▶ **What is asked**:
Output the material beneath exactly, leaving nothing out.

▶ **Data listing**:

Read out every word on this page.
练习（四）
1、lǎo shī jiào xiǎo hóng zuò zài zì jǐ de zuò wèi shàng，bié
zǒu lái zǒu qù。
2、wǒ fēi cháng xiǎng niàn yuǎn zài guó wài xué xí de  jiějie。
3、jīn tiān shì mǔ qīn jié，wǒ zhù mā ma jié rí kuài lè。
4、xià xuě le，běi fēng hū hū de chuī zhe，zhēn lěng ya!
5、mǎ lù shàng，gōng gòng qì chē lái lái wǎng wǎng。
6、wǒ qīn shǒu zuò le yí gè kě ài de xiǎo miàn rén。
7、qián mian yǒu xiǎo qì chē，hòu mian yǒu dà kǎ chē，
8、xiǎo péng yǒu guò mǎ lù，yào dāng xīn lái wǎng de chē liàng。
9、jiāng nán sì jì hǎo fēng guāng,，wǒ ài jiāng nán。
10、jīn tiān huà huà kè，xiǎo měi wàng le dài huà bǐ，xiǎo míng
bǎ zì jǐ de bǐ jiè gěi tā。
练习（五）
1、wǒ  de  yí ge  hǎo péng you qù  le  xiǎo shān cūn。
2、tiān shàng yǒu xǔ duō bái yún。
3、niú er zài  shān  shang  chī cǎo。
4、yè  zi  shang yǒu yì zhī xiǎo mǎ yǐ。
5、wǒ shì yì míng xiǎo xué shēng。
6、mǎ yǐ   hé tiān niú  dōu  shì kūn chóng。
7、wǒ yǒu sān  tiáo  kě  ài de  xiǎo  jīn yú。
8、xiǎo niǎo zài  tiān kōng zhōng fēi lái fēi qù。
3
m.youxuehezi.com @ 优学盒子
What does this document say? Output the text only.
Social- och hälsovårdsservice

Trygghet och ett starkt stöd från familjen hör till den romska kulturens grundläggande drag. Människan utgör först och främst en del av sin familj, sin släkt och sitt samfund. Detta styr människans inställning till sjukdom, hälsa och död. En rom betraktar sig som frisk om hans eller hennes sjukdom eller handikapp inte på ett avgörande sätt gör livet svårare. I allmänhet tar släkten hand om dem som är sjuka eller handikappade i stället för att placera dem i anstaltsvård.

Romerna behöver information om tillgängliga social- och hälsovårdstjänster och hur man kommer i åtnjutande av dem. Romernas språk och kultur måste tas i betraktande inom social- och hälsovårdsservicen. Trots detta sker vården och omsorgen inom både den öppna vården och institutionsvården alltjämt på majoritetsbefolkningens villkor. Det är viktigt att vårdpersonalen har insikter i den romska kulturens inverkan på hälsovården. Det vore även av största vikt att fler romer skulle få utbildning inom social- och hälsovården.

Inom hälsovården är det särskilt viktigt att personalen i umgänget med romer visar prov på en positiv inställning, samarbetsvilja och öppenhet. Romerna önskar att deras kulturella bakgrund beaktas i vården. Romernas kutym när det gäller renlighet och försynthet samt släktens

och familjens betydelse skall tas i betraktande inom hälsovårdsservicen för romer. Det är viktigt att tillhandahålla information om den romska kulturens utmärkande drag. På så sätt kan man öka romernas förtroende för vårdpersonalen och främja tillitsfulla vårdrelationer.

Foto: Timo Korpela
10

▶ **Worked solution**:
Read out every word on this page.
练习（四）
1、lǎo shī jiào xiǎo hóng zuò zài zì jǐ de zuò wèi shàng，bié
zǒu lái zǒu qù。
2、wǒ fēi cháng xiǎng niàn yuǎn zài guó wài xué xí de  jiějie。
3、jīn tiān shì mǔ qīn jié，wǒ zhù mā ma jié rí kuài lè。
4、xià xuě le，běi fēng hū hū de chuī zhe，zhēn lěng ya!
5、mǎ lù shàng，gōng gòng qì chē lái lái wǎng wǎng。
6、wǒ qīn shǒu zuò le yí gè kě ài de xiǎo miàn rén。
7、qián mian yǒu xiǎo qì chē，hòu mian yǒu dà kǎ chē，
8、xiǎo péng yǒu guò mǎ lù，yào dāng xīn lái wǎng de chē liàng。
9、jiāng nán sì jì hǎo fēng guāng,，wǒ ài jiāng nán。
10、jīn tiān huà huà kè，xiǎo měi wàng le dài huà bǐ，xiǎo míng
bǎ zì jǐ de bǐ jiè gěi tā。
练习（五）
1、wǒ  de  yí ge  hǎo péng you qù  le  xiǎo shān cūn。
2、tiān shàng yǒu xǔ duō bái yún。
3、niú er zài  shān  shang  chī cǎo。
4、yè  zi  shang yǒu yì zhī xiǎo mǎ yǐ。
5、wǒ shì yì míng xiǎo xué shēng。
6、mǎ yǐ   hé tiān niú  dōu  shì kūn chóng。
7、wǒ yǒu sān  tiáo  kě  ài de  xiǎo  jīn yú。
8、xiǎo niǎo zài  tiān kōng zhōng fēi lái fēi qù。
3
m.youxuehezi.com @ 优学盒子
What does this document say? Output the text only.
Social- och hälsovårdsservice

Trygghet och ett starkt stöd från familjen hör till den romska kulturens grundläggande drag. Människan utgör först och främst en del av sin familj, sin släkt och sitt samfund. Detta styr människans inställning till sjukdom, hälsa och död. En rom betraktar sig som frisk om hans eller hennes sjukdom eller handikapp inte på ett avgörande sätt gör livet svårare. I allmänhet tar släkten hand om dem som är sjuka eller handikappade i stället för att placera dem i anstaltsvård.

Romerna behöver information om tillgängliga social- och hälsovårdstjänster och hur man kommer i åtnjutande av dem. Romernas språk och kultur måste tas i betraktande inom social- och hälsovårdsservicen. Trots detta sker vården och omsorgen inom både den öppna vården och institutionsvården alltjämt på majoritetsbefolkningens villkor. Det är viktigt att vårdpersonalen har insikter i den romska kulturens inverkan på hälsovården. Det vore även av största vikt att fler romer skulle få utbildning inom social- och hälsovården.

Inom hälsovården är det särskilt viktigt att personalen i umgänget med romer visar prov på en positiv inställning, samarbetsvilja och öppenhet. Romerna önskar att deras kulturella bakgrund beaktas i vården. Romernas kutym när det gäller renlighet och försynthet samt släktens

och familjens betydelse skall tas i betraktande inom hälsovårdsservicen för romer. Det är viktigt att tillhandahålla information om den romska kulturens utmärkande drag. På så sätt kan man öka romernas förtroende för vårdpersonalen och främja tillitsfulla vårdrelationer.

Foto: Timo Korpela
10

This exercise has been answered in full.